--- Start of Records for the exercise ---

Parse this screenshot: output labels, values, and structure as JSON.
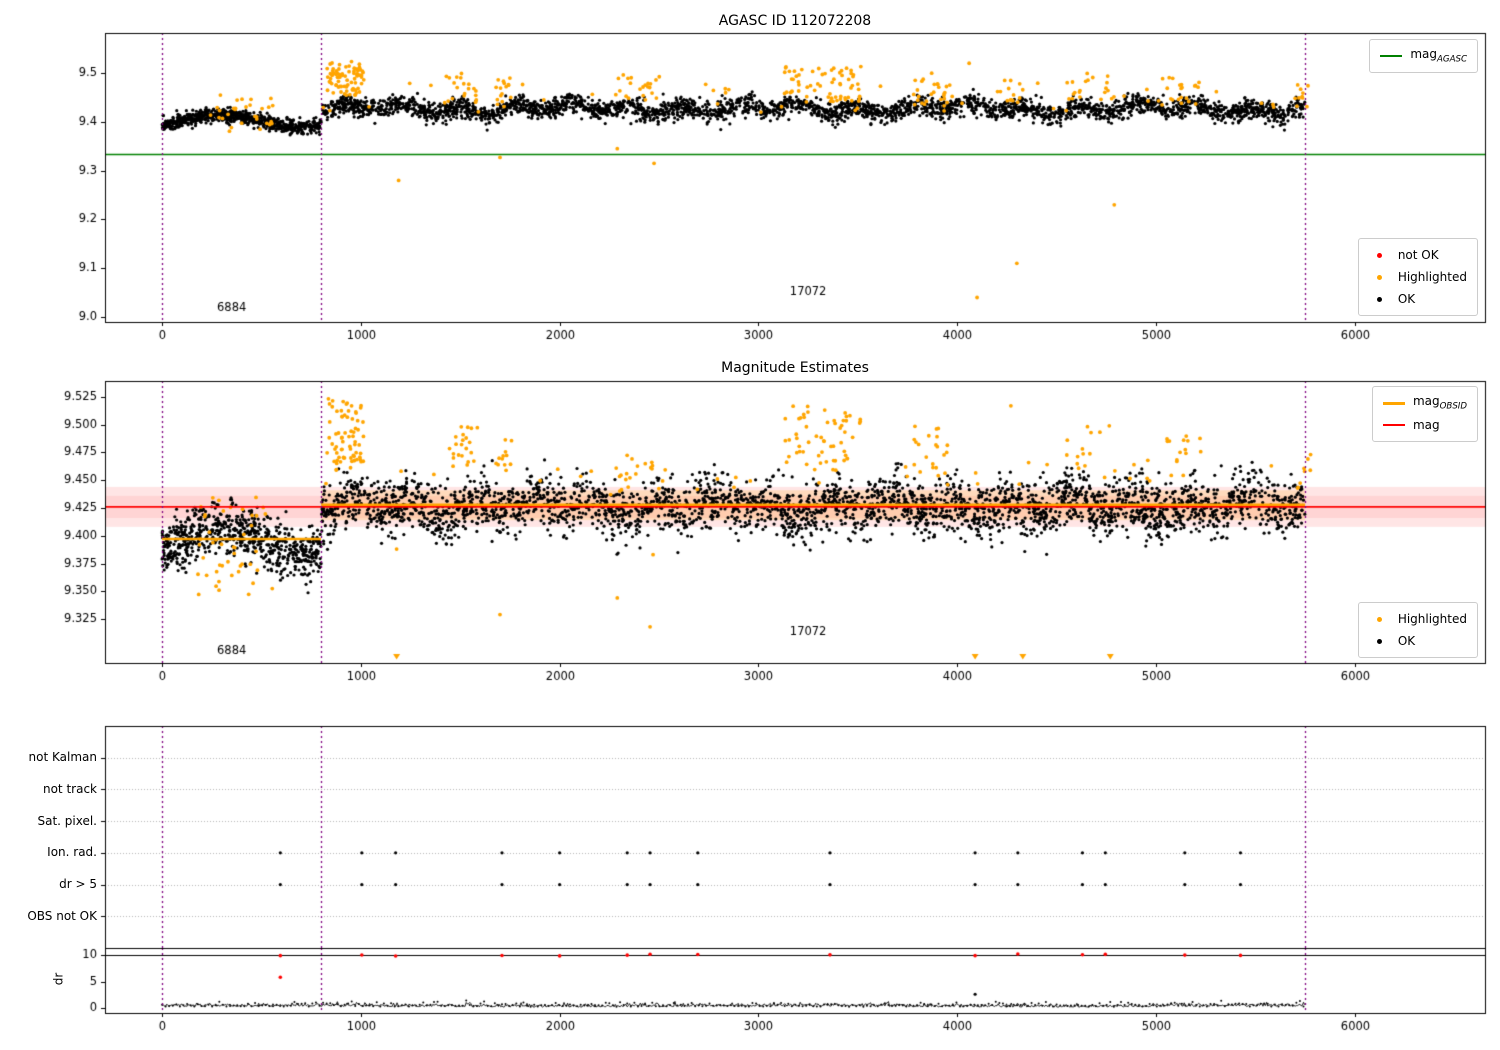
{
  "colors": {
    "ok": "#000000",
    "highlighted": "#ffa500",
    "not_ok": "#ff0000",
    "mag_agasc": "#008000",
    "mag": "#ff0000",
    "mag_obsid": "#ffa500",
    "vline": "#800080"
  },
  "chart_data": [
    {
      "type": "scatter",
      "title": "AGASC ID 112072208",
      "xlim": [
        -287,
        6655
      ],
      "ylim": [
        8.9898,
        9.582
      ],
      "xticks": [
        0,
        1000,
        2000,
        3000,
        4000,
        5000,
        6000
      ],
      "yticks": [
        9.0,
        9.1,
        9.2,
        9.3,
        9.4,
        9.5
      ],
      "ytick_decimals": 1,
      "mag_agasc": 9.333,
      "vlines": [
        0,
        800,
        5750
      ],
      "annotations": [
        {
          "text": "6884",
          "x": 350,
          "y": 9.018
        },
        {
          "text": "17072",
          "x": 3250,
          "y": 9.052
        }
      ],
      "ok_segments": [
        {
          "x0": 0,
          "x1": 800,
          "n": 760,
          "base": 9.402,
          "amp1": 0.012,
          "p1": 800,
          "ph1": -0.785,
          "amp2": 0,
          "p2": 1,
          "ph2": 0,
          "sigma": 0.007,
          "clip": [
            9.368,
            9.462
          ]
        },
        {
          "x0": 800,
          "x1": 5750,
          "n": 3000,
          "base": 9.427,
          "amp1": 0.007,
          "p1": 285,
          "ph1": 0,
          "amp2": 0.005,
          "p2": 980,
          "ph2": 1.0,
          "sigma": 0.01,
          "clip": [
            9.383,
            9.492
          ]
        }
      ],
      "highlight_clusters": [
        [
          30,
          240,
          560,
          9.37,
          9.455
        ],
        [
          80,
          830,
          1020,
          9.45,
          9.525
        ],
        [
          18,
          1430,
          1600,
          9.44,
          9.505
        ],
        [
          14,
          1680,
          1760,
          9.43,
          9.49
        ],
        [
          20,
          2280,
          2520,
          9.435,
          9.5
        ],
        [
          60,
          3130,
          3520,
          9.44,
          9.515
        ],
        [
          25,
          3780,
          3960,
          9.43,
          9.5
        ],
        [
          12,
          4200,
          4330,
          9.44,
          9.492
        ],
        [
          18,
          4550,
          4800,
          9.44,
          9.5
        ],
        [
          20,
          5030,
          5230,
          9.43,
          9.5
        ],
        [
          10,
          5700,
          5780,
          9.43,
          9.48
        ],
        [
          55,
          800,
          5750,
          9.42,
          9.48
        ]
      ],
      "highlight_outliers": [
        [
          1190,
          9.28
        ],
        [
          1700,
          9.327
        ],
        [
          2290,
          9.345
        ],
        [
          2475,
          9.315
        ],
        [
          4060,
          9.52
        ],
        [
          4100,
          9.04
        ],
        [
          4300,
          9.11
        ],
        [
          4790,
          9.23
        ]
      ]
    },
    {
      "type": "scatter",
      "title": "Magnitude Estimates",
      "xlim": [
        -287,
        6655
      ],
      "ylim": [
        9.2854,
        9.5394
      ],
      "xticks": [
        0,
        1000,
        2000,
        3000,
        4000,
        5000,
        6000
      ],
      "yticks": [
        9.325,
        9.35,
        9.375,
        9.4,
        9.425,
        9.45,
        9.475,
        9.5,
        9.525
      ],
      "ytick_decimals": 3,
      "mag": 9.426,
      "mag_obsid_segments": [
        {
          "x0": 0,
          "x1": 800,
          "y": 9.397
        },
        {
          "x0": 800,
          "x1": 5750,
          "y": 9.428
        }
      ],
      "bands": [
        {
          "x0": -287,
          "x1": 6655,
          "y0": 9.408,
          "y1": 9.444,
          "color": "rgba(255,0,0,0.10)"
        },
        {
          "x0": -287,
          "x1": 6655,
          "y0": 9.416,
          "y1": 9.436,
          "color": "rgba(255,0,0,0.08)"
        },
        {
          "x0": 800,
          "x1": 5750,
          "y0": 9.414,
          "y1": 9.441,
          "color": "rgba(255,165,0,0.18)"
        }
      ],
      "vlines": [
        0,
        800,
        5750
      ],
      "annotations": [
        {
          "text": "6884",
          "x": 350,
          "y": 9.296
        },
        {
          "text": "17072",
          "x": 3250,
          "y": 9.313
        }
      ],
      "ok_segments": [
        {
          "x0": 0,
          "x1": 800,
          "n": 700,
          "base": 9.396,
          "amp1": 0.012,
          "p1": 800,
          "ph1": -0.785,
          "amp2": 0,
          "p2": 1,
          "ph2": 0,
          "sigma": 0.012,
          "clip": [
            9.347,
            9.448
          ]
        },
        {
          "x0": 800,
          "x1": 5750,
          "n": 3200,
          "base": 9.4265,
          "amp1": 0.006,
          "p1": 300,
          "ph1": 0,
          "amp2": 0.004,
          "p2": 900,
          "ph2": 1.0,
          "sigma": 0.0125,
          "clip": [
            9.373,
            9.486
          ]
        }
      ],
      "highlight_clusters": [
        [
          45,
          180,
          560,
          9.345,
          9.44
        ],
        [
          70,
          830,
          1020,
          9.465,
          9.525
        ],
        [
          20,
          1430,
          1600,
          9.462,
          9.5
        ],
        [
          12,
          1680,
          1760,
          9.455,
          9.49
        ],
        [
          18,
          2280,
          2520,
          9.44,
          9.475
        ],
        [
          55,
          3130,
          3520,
          9.455,
          9.518
        ],
        [
          20,
          3780,
          3960,
          9.45,
          9.5
        ],
        [
          15,
          4550,
          4800,
          9.45,
          9.5
        ],
        [
          15,
          5050,
          5230,
          9.45,
          9.49
        ],
        [
          8,
          5700,
          5780,
          9.44,
          9.475
        ],
        [
          40,
          800,
          5750,
          9.435,
          9.468
        ]
      ],
      "highlight_outliers": [
        [
          1700,
          9.329
        ],
        [
          2290,
          9.344
        ],
        [
          2455,
          9.318
        ],
        [
          2470,
          9.383
        ],
        [
          4270,
          9.517
        ],
        [
          1180,
          9.388
        ]
      ],
      "clipped_markers": [
        1180,
        4090,
        4330,
        4770
      ]
    },
    {
      "type": "flags",
      "xlim": [
        -287,
        6655
      ],
      "rows": [
        "not Kalman",
        "not track",
        "Sat. pixel.",
        "Ion. rad.",
        "dr > 5",
        "OBS not OK"
      ],
      "ion_rad_events": [
        595,
        1005,
        1175,
        1710,
        2000,
        2340,
        2455,
        2695,
        3360,
        4090,
        4305,
        4630,
        4745,
        5145,
        5425
      ],
      "dr5_events": [
        595,
        1005,
        1175,
        1710,
        2000,
        2340,
        2455,
        2695,
        3360,
        4090,
        4305,
        4630,
        4745,
        5145,
        5425
      ],
      "vlines": [
        0,
        800,
        5750
      ]
    },
    {
      "type": "line",
      "ylabel": "dr",
      "xlim": [
        -287,
        6655
      ],
      "ylim": [
        -0.94,
        11.32
      ],
      "yticks": [
        0,
        5,
        10
      ],
      "ytick_decimals": 0,
      "xticks": [
        0,
        1000,
        2000,
        3000,
        4000,
        5000,
        6000
      ],
      "hline": 10,
      "trace": {
        "x0": 0,
        "x1": 5750,
        "step": 6,
        "base": 0.25,
        "sigma": 0.3
      },
      "red_x": [
        595,
        1005,
        1175,
        1710,
        2000,
        2340,
        2455,
        2695,
        3360,
        4090,
        4305,
        4630,
        4745,
        5145,
        5425
      ],
      "red_y": 10,
      "extra_red": [
        [
          595,
          5.8
        ]
      ],
      "extra_black": [
        [
          4090,
          2.6
        ]
      ],
      "vlines": [
        0,
        800,
        5750
      ]
    }
  ],
  "legends": [
    {
      "id": "l0a",
      "entries": [
        {
          "marker": "line",
          "color": "#008000",
          "label": "mag",
          "sub": "AGASC"
        }
      ]
    },
    {
      "id": "l0b",
      "entries": [
        {
          "marker": "dot",
          "color": "#ff0000",
          "label": "not OK",
          "sub": ""
        },
        {
          "marker": "dot",
          "color": "#ffa500",
          "label": "Highlighted",
          "sub": ""
        },
        {
          "marker": "dot",
          "color": "#000000",
          "label": "OK",
          "sub": ""
        }
      ]
    },
    {
      "id": "l1a",
      "entries": [
        {
          "marker": "thickline",
          "color": "#ffa500",
          "label": "mag",
          "sub": "OBSID"
        },
        {
          "marker": "line",
          "color": "#ff0000",
          "label": "mag",
          "sub": ""
        }
      ]
    },
    {
      "id": "l1b",
      "entries": [
        {
          "marker": "dot",
          "color": "#ffa500",
          "label": "Highlighted",
          "sub": ""
        },
        {
          "marker": "dot",
          "color": "#000000",
          "label": "OK",
          "sub": ""
        }
      ]
    }
  ]
}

--- End of Records for the exercise ---

- The request:
Find every line in the records above that contains the word "title", and copy each one.

- Solution below:
      "title": "AGASC ID 112072208",
      "title": "Magnitude Estimates",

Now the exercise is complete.